───── Records for this task

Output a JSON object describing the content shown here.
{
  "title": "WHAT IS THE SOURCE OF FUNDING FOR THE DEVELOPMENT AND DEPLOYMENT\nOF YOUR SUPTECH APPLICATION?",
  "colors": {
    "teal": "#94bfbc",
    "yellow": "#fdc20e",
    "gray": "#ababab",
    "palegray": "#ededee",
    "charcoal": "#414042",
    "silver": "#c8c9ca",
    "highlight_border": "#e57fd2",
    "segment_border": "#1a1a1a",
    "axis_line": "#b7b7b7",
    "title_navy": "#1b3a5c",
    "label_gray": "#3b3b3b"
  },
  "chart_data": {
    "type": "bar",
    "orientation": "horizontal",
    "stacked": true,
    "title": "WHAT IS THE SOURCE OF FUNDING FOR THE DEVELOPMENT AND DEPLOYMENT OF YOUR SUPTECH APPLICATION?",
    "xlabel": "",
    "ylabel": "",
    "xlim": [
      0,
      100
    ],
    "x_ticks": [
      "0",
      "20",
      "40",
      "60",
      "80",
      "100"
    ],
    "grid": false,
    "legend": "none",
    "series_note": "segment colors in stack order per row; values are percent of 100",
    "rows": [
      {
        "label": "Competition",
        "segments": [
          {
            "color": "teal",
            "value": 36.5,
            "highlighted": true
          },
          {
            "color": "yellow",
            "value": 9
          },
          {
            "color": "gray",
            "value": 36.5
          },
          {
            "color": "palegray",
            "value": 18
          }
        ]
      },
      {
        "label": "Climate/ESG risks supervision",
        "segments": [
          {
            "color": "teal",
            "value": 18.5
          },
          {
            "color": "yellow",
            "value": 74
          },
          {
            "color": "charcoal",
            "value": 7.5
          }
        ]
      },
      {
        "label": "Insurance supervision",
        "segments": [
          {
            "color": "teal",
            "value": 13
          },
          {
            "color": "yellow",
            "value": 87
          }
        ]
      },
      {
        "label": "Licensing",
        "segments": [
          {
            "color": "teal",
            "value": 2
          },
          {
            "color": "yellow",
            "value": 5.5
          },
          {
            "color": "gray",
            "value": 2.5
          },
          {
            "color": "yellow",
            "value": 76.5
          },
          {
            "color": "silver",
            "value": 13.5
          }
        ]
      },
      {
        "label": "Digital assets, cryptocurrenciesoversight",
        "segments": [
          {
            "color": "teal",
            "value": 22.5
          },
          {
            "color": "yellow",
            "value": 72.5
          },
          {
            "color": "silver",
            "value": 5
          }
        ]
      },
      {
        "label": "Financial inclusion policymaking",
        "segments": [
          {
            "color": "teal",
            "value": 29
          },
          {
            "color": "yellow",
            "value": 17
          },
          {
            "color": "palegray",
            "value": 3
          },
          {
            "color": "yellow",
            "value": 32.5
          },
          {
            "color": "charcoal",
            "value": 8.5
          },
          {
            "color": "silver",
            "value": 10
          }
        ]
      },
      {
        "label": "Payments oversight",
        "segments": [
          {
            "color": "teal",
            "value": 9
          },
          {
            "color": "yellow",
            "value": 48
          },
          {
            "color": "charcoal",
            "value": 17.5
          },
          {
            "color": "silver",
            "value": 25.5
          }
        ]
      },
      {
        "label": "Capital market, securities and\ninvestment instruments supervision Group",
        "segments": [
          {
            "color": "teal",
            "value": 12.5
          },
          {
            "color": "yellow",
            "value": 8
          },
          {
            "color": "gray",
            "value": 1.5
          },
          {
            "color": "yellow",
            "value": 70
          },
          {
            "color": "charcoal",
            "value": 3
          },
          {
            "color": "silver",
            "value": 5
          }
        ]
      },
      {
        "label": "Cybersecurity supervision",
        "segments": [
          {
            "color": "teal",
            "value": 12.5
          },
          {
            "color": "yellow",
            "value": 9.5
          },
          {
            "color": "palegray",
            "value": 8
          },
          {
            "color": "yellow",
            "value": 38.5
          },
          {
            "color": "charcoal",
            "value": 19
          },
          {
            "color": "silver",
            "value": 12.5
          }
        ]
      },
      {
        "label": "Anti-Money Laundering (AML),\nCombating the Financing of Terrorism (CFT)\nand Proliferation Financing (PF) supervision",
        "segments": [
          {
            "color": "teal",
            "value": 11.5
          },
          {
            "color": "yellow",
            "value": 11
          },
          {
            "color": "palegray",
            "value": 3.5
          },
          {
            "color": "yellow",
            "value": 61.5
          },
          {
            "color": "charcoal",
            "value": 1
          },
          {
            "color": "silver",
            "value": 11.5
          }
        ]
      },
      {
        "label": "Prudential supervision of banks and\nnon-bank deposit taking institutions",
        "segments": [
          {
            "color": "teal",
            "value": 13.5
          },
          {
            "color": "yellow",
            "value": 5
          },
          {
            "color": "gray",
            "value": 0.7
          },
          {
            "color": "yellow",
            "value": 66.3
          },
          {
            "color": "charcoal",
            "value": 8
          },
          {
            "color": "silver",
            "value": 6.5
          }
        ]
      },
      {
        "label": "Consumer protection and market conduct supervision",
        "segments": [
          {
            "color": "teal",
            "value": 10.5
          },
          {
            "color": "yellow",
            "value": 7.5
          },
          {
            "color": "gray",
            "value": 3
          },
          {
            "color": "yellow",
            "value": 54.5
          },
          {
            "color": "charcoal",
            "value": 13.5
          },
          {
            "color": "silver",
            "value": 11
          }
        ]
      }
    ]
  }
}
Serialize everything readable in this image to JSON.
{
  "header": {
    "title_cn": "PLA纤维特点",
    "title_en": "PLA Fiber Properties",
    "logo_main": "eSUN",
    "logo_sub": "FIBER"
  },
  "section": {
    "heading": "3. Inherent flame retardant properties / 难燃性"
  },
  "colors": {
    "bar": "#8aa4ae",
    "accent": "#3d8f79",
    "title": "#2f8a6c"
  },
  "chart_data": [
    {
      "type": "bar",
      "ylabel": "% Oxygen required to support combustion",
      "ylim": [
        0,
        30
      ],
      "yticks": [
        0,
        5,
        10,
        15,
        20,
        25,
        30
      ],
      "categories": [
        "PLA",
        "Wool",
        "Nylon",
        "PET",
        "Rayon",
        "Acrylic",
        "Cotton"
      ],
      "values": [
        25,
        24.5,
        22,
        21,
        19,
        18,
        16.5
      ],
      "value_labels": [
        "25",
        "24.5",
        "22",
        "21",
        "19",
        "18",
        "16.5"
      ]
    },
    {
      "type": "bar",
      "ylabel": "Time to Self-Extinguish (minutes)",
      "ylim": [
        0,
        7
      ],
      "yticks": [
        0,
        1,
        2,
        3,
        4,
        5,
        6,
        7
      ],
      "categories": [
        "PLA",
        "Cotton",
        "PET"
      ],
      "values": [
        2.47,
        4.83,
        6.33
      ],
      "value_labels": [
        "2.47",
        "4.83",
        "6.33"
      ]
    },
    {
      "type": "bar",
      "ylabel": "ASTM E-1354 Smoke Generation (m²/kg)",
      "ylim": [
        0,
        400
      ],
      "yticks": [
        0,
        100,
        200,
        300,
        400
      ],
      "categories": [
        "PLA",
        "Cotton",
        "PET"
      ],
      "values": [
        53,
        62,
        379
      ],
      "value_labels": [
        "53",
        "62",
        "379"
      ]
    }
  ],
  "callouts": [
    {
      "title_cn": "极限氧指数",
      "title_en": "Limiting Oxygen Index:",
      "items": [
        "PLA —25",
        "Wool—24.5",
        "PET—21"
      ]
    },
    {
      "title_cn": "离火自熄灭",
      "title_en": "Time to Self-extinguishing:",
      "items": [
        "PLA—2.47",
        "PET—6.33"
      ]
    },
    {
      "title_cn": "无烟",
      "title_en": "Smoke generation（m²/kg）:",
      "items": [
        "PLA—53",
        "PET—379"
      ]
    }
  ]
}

──────────

• **What is required**
Reproduce each line of the material above precisely.

• **Output of the exercise**
Output a JSON object describing the content shown here.
{
  "title": "WHAT IS THE SOURCE OF FUNDING FOR THE DEVELOPMENT AND DEPLOYMENT\nOF YOUR SUPTECH APPLICATION?",
  "colors": {
    "teal": "#94bfbc",
    "yellow": "#fdc20e",
    "gray": "#ababab",
    "palegray": "#ededee",
    "charcoal": "#414042",
    "silver": "#c8c9ca",
    "highlight_border": "#e57fd2",
    "segment_border": "#1a1a1a",
    "axis_line": "#b7b7b7",
    "title_navy": "#1b3a5c",
    "label_gray": "#3b3b3b"
  },
  "chart_data": {
    "type": "bar",
    "orientation": "horizontal",
    "stacked": true,
    "title": "WHAT IS THE SOURCE OF FUNDING FOR THE DEVELOPMENT AND DEPLOYMENT OF YOUR SUPTECH APPLICATION?",
    "xlabel": "",
    "ylabel": "",
    "xlim": [
      0,
      100
    ],
    "x_ticks": [
      "0",
      "20",
      "40",
      "60",
      "80",
      "100"
    ],
    "grid": false,
    "legend": "none",
    "series_note": "segment colors in stack order per row; values are percent of 100",
    "rows": [
      {
        "label": "Competition",
        "segments": [
          {
            "color": "teal",
            "value": 36.5,
            "highlighted": true
          },
          {
            "color": "yellow",
            "value": 9
          },
          {
            "color": "gray",
            "value": 36.5
          },
          {
            "color": "palegray",
            "value": 18
          }
        ]
      },
      {
        "label": "Climate/ESG risks supervision",
        "segments": [
          {
            "color": "teal",
            "value": 18.5
          },
          {
            "color": "yellow",
            "value": 74
          },
          {
            "color": "charcoal",
            "value": 7.5
          }
        ]
      },
      {
        "label": "Insurance supervision",
        "segments": [
          {
            "color": "teal",
            "value": 13
          },
          {
            "color": "yellow",
            "value": 87
          }
        ]
      },
      {
        "label": "Licensing",
        "segments": [
          {
            "color": "teal",
            "value": 2
          },
          {
            "color": "yellow",
            "value": 5.5
          },
          {
            "color": "gray",
            "value": 2.5
          },
          {
            "color": "yellow",
            "value": 76.5
          },
          {
            "color": "silver",
            "value": 13.5
          }
        ]
      },
      {
        "label": "Digital assets, cryptocurrenciesoversight",
        "segments": [
          {
            "color": "teal",
            "value": 22.5
          },
          {
            "color": "yellow",
            "value": 72.5
          },
          {
            "color": "silver",
            "value": 5
          }
        ]
      },
      {
        "label": "Financial inclusion policymaking",
        "segments": [
          {
            "color": "teal",
            "value": 29
          },
          {
            "color": "yellow",
            "value": 17
          },
          {
            "color": "palegray",
            "value": 3
          },
          {
            "color": "yellow",
            "value": 32.5
          },
          {
            "color": "charcoal",
            "value": 8.5
          },
          {
            "color": "silver",
            "value": 10
          }
        ]
      },
      {
        "label": "Payments oversight",
        "segments": [
          {
            "color": "teal",
            "value": 9
          },
          {
            "color": "yellow",
            "value": 48
          },
          {
            "color": "charcoal",
            "value": 17.5
          },
          {
            "color": "silver",
            "value": 25.5
          }
        ]
      },
      {
        "label": "Capital market, securities and\ninvestment instruments supervision Group",
        "segments": [
          {
            "color": "teal",
            "value": 12.5
          },
          {
            "color": "yellow",
            "value": 8
          },
          {
            "color": "gray",
            "value": 1.5
          },
          {
            "color": "yellow",
            "value": 70
          },
          {
            "color": "charcoal",
            "value": 3
          },
          {
            "color": "silver",
            "value": 5
          }
        ]
      },
      {
        "label": "Cybersecurity supervision",
        "segments": [
          {
            "color": "teal",
            "value": 12.5
          },
          {
            "color": "yellow",
            "value": 9.5
          },
          {
            "color": "palegray",
            "value": 8
          },
          {
            "color": "yellow",
            "value": 38.5
          },
          {
            "color": "charcoal",
            "value": 19
          },
          {
            "color": "silver",
            "value": 12.5
          }
        ]
      },
      {
        "label": "Anti-Money Laundering (AML),\nCombating the Financing of Terrorism (CFT)\nand Proliferation Financing (PF) supervision",
        "segments": [
          {
            "color": "teal",
            "value": 11.5
          },
          {
            "color": "yellow",
            "value": 11
          },
          {
            "color": "palegray",
            "value": 3.5
          },
          {
            "color": "yellow",
            "value": 61.5
          },
          {
            "color": "charcoal",
            "value": 1
          },
          {
            "color": "silver",
            "value": 11.5
          }
        ]
      },
      {
        "label": "Prudential supervision of banks and\nnon-bank deposit taking institutions",
        "segments": [
          {
            "color": "teal",
            "value": 13.5
          },
          {
            "color": "yellow",
            "value": 5
          },
          {
            "color": "gray",
            "value": 0.7
          },
          {
            "color": "yellow",
            "value": 66.3
          },
          {
            "color": "charcoal",
            "value": 8
          },
          {
            "color": "silver",
            "value": 6.5
          }
        ]
      },
      {
        "label": "Consumer protection and market conduct supervision",
        "segments": [
          {
            "color": "teal",
            "value": 10.5
          },
          {
            "color": "yellow",
            "value": 7.5
          },
          {
            "color": "gray",
            "value": 3
          },
          {
            "color": "yellow",
            "value": 54.5
          },
          {
            "color": "charcoal",
            "value": 13.5
          },
          {
            "color": "silver",
            "value": 11
          }
        ]
      }
    ]
  }
}
Serialize everything readable in this image to JSON.
{
  "header": {
    "title_cn": "PLA纤维特点",
    "title_en": "PLA Fiber Properties",
    "logo_main": "eSUN",
    "logo_sub": "FIBER"
  },
  "section": {
    "heading": "3. Inherent flame retardant properties / 难燃性"
  },
  "colors": {
    "bar": "#8aa4ae",
    "accent": "#3d8f79",
    "title": "#2f8a6c"
  },
  "chart_data": [
    {
      "type": "bar",
      "ylabel": "% Oxygen required to support combustion",
      "ylim": [
        0,
        30
      ],
      "yticks": [
        0,
        5,
        10,
        15,
        20,
        25,
        30
      ],
      "categories": [
        "PLA",
        "Wool",
        "Nylon",
        "PET",
        "Rayon",
        "Acrylic",
        "Cotton"
      ],
      "values": [
        25,
        24.5,
        22,
        21,
        19,
        18,
        16.5
      ],
      "value_labels": [
        "25",
        "24.5",
        "22",
        "21",
        "19",
        "18",
        "16.5"
      ]
    },
    {
      "type": "bar",
      "ylabel": "Time to Self-Extinguish (minutes)",
      "ylim": [
        0,
        7
      ],
      "yticks": [
        0,
        1,
        2,
        3,
        4,
        5,
        6,
        7
      ],
      "categories": [
        "PLA",
        "Cotton",
        "PET"
      ],
      "values": [
        2.47,
        4.83,
        6.33
      ],
      "value_labels": [
        "2.47",
        "4.83",
        "6.33"
      ]
    },
    {
      "type": "bar",
      "ylabel": "ASTM E-1354 Smoke Generation (m²/kg)",
      "ylim": [
        0,
        400
      ],
      "yticks": [
        0,
        100,
        200,
        300,
        400
      ],
      "categories": [
        "PLA",
        "Cotton",
        "PET"
      ],
      "values": [
        53,
        62,
        379
      ],
      "value_labels": [
        "53",
        "62",
        "379"
      ]
    }
  ],
  "callouts": [
    {
      "title_cn": "极限氧指数",
      "title_en": "Limiting Oxygen Index:",
      "items": [
        "PLA —25",
        "Wool—24.5",
        "PET—21"
      ]
    },
    {
      "title_cn": "离火自熄灭",
      "title_en": "Time to Self-extinguishing:",
      "items": [
        "PLA—2.47",
        "PET—6.33"
      ]
    },
    {
      "title_cn": "无烟",
      "title_en": "Smoke generation（m²/kg）:",
      "items": [
        "PLA—53",
        "PET—379"
      ]
    }
  ]
}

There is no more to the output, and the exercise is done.